Instructions to follow:
Quote, without change, all of the lines that follow.

Available records:
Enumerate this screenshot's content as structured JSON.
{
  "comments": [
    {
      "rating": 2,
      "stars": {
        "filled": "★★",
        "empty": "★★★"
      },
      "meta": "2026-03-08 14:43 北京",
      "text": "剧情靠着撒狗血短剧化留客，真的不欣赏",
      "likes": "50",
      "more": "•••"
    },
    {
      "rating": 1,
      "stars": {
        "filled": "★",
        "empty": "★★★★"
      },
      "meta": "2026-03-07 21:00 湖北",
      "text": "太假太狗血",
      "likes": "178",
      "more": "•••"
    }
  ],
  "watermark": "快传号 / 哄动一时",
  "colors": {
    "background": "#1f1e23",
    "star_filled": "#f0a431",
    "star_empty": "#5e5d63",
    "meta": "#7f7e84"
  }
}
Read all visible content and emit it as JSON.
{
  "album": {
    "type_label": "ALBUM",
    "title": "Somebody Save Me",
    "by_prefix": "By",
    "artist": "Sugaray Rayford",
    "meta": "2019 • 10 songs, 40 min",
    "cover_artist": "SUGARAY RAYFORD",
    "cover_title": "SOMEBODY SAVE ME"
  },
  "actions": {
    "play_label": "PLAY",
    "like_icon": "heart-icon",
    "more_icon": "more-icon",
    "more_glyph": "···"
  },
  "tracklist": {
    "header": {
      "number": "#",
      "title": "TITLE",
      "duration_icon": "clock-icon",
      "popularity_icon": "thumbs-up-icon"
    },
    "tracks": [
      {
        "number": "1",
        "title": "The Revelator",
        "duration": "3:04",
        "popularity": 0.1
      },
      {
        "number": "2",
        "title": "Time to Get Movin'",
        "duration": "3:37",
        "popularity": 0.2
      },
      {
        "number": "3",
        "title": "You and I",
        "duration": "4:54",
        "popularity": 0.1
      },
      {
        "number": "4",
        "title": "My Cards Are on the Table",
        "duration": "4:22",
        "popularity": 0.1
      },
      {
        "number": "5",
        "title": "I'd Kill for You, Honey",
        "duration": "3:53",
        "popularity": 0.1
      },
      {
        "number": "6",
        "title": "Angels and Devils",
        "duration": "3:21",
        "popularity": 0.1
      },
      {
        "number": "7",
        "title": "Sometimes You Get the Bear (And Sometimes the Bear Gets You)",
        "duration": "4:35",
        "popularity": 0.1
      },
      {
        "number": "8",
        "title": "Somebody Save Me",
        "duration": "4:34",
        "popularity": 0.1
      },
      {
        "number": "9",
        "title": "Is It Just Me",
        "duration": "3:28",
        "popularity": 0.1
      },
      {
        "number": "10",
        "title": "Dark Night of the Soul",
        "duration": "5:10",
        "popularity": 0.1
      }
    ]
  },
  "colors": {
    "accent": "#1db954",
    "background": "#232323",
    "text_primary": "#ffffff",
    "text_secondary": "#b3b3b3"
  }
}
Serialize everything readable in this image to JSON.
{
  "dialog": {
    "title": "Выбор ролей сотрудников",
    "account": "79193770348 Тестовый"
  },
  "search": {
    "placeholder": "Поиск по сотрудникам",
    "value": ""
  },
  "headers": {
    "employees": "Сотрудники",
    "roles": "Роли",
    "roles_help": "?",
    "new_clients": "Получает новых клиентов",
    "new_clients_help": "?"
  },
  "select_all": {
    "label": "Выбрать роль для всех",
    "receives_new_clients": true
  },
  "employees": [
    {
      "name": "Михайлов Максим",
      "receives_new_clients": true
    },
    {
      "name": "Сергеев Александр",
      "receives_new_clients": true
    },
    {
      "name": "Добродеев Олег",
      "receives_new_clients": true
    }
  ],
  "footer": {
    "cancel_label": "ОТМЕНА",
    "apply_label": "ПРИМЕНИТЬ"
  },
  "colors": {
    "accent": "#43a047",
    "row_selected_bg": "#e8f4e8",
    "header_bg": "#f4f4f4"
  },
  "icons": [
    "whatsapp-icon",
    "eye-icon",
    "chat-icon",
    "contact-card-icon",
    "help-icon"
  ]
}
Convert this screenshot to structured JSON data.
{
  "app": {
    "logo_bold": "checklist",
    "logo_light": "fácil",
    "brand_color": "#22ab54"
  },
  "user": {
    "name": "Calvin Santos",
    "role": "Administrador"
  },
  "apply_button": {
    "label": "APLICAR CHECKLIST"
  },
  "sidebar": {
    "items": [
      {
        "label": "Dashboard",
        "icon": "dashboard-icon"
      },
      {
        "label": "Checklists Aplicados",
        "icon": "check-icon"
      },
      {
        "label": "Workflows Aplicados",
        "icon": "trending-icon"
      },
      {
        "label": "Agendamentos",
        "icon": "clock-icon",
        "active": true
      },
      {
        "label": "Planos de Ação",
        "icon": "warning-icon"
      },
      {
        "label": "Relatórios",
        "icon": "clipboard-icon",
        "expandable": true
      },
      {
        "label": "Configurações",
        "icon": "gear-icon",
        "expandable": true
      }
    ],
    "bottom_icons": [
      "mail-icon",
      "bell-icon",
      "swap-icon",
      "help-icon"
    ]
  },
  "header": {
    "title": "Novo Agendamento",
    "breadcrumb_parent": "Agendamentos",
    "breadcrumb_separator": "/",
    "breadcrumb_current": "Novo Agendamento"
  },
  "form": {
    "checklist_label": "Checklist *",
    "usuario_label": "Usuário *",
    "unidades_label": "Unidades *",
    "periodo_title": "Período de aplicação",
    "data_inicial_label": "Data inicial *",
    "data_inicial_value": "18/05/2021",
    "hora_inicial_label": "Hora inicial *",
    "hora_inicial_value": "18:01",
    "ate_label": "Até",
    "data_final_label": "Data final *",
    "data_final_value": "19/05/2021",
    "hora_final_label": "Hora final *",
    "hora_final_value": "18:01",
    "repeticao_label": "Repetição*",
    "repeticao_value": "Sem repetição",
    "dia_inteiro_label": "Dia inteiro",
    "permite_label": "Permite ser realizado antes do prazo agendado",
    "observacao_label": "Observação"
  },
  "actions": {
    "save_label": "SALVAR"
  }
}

In response:
Enumerate this screenshot's content as structured JSON.
{
  "comments": [
    {
      "rating": 2,
      "stars": {
        "filled": "★★",
        "empty": "★★★"
      },
      "meta": "2026-03-08 14:43 北京",
      "text": "剧情靠着撒狗血短剧化留客，真的不欣赏",
      "likes": "50",
      "more": "•••"
    },
    {
      "rating": 1,
      "stars": {
        "filled": "★",
        "empty": "★★★★"
      },
      "meta": "2026-03-07 21:00 湖北",
      "text": "太假太狗血",
      "likes": "178",
      "more": "•••"
    }
  ],
  "watermark": "快传号 / 哄动一时",
  "colors": {
    "background": "#1f1e23",
    "star_filled": "#f0a431",
    "star_empty": "#5e5d63",
    "meta": "#7f7e84"
  }
}
Read all visible content and emit it as JSON.
{
  "album": {
    "type_label": "ALBUM",
    "title": "Somebody Save Me",
    "by_prefix": "By",
    "artist": "Sugaray Rayford",
    "meta": "2019 • 10 songs, 40 min",
    "cover_artist": "SUGARAY RAYFORD",
    "cover_title": "SOMEBODY SAVE ME"
  },
  "actions": {
    "play_label": "PLAY",
    "like_icon": "heart-icon",
    "more_icon": "more-icon",
    "more_glyph": "···"
  },
  "tracklist": {
    "header": {
      "number": "#",
      "title": "TITLE",
      "duration_icon": "clock-icon",
      "popularity_icon": "thumbs-up-icon"
    },
    "tracks": [
      {
        "number": "1",
        "title": "The Revelator",
        "duration": "3:04",
        "popularity": 0.1
      },
      {
        "number": "2",
        "title": "Time to Get Movin'",
        "duration": "3:37",
        "popularity": 0.2
      },
      {
        "number": "3",
        "title": "You and I",
        "duration": "4:54",
        "popularity": 0.1
      },
      {
        "number": "4",
        "title": "My Cards Are on the Table",
        "duration": "4:22",
        "popularity": 0.1
      },
      {
        "number": "5",
        "title": "I'd Kill for You, Honey",
        "duration": "3:53",
        "popularity": 0.1
      },
      {
        "number": "6",
        "title": "Angels and Devils",
        "duration": "3:21",
        "popularity": 0.1
      },
      {
        "number": "7",
        "title": "Sometimes You Get the Bear (And Sometimes the Bear Gets You)",
        "duration": "4:35",
        "popularity": 0.1
      },
      {
        "number": "8",
        "title": "Somebody Save Me",
        "duration": "4:34",
        "popularity": 0.1
      },
      {
        "number": "9",
        "title": "Is It Just Me",
        "duration": "3:28",
        "popularity": 0.1
      },
      {
        "number": "10",
        "title": "Dark Night of the Soul",
        "duration": "5:10",
        "popularity": 0.1
      }
    ]
  },
  "colors": {
    "accent": "#1db954",
    "background": "#232323",
    "text_primary": "#ffffff",
    "text_secondary": "#b3b3b3"
  }
}
Serialize everything readable in this image to JSON.
{
  "dialog": {
    "title": "Выбор ролей сотрудников",
    "account": "79193770348 Тестовый"
  },
  "search": {
    "placeholder": "Поиск по сотрудникам",
    "value": ""
  },
  "headers": {
    "employees": "Сотрудники",
    "roles": "Роли",
    "roles_help": "?",
    "new_clients": "Получает новых клиентов",
    "new_clients_help": "?"
  },
  "select_all": {
    "label": "Выбрать роль для всех",
    "receives_new_clients": true
  },
  "employees": [
    {
      "name": "Михайлов Максим",
      "receives_new_clients": true
    },
    {
      "name": "Сергеев Александр",
      "receives_new_clients": true
    },
    {
      "name": "Добродеев Олег",
      "receives_new_clients": true
    }
  ],
  "footer": {
    "cancel_label": "ОТМЕНА",
    "apply_label": "ПРИМЕНИТЬ"
  },
  "colors": {
    "accent": "#43a047",
    "row_selected_bg": "#e8f4e8",
    "header_bg": "#f4f4f4"
  },
  "icons": [
    "whatsapp-icon",
    "eye-icon",
    "chat-icon",
    "contact-card-icon",
    "help-icon"
  ]
}
Convert this screenshot to structured JSON data.
{
  "app": {
    "logo_bold": "checklist",
    "logo_light": "fácil",
    "brand_color": "#22ab54"
  },
  "user": {
    "name": "Calvin Santos",
    "role": "Administrador"
  },
  "apply_button": {
    "label": "APLICAR CHECKLIST"
  },
  "sidebar": {
    "items": [
      {
        "label": "Dashboard",
        "icon": "dashboard-icon"
      },
      {
        "label": "Checklists Aplicados",
        "icon": "check-icon"
      },
      {
        "label": "Workflows Aplicados",
        "icon": "trending-icon"
      },
      {
        "label": "Agendamentos",
        "icon": "clock-icon",
        "active": true
      },
      {
        "label": "Planos de Ação",
        "icon": "warning-icon"
      },
      {
        "label": "Relatórios",
        "icon": "clipboard-icon",
        "expandable": true
      },
      {
        "label": "Configurações",
        "icon": "gear-icon",
        "expandable": true
      }
    ],
    "bottom_icons": [
      "mail-icon",
      "bell-icon",
      "swap-icon",
      "help-icon"
    ]
  },
  "header": {
    "title": "Novo Agendamento",
    "breadcrumb_parent": "Agendamentos",
    "breadcrumb_separator": "/",
    "breadcrumb_current": "Novo Agendamento"
  },
  "form": {
    "checklist_label": "Checklist *",
    "usuario_label": "Usuário *",
    "unidades_label": "Unidades *",
    "periodo_title": "Período de aplicação",
    "data_inicial_label": "Data inicial *",
    "data_inicial_value": "18/05/2021",
    "hora_inicial_label": "Hora inicial *",
    "hora_inicial_value": "18:01",
    "ate_label": "Até",
    "data_final_label": "Data final *",
    "data_final_value": "19/05/2021",
    "hora_final_label": "Hora final *",
    "hora_final_value": "18:01",
    "repeticao_label": "Repetição*",
    "repeticao_value": "Sem repetição",
    "dia_inteiro_label": "Dia inteiro",
    "permite_label": "Permite ser realizado antes do prazo agendado",
    "observacao_label": "Observação"
  },
  "actions": {
    "save_label": "SALVAR"
  }
}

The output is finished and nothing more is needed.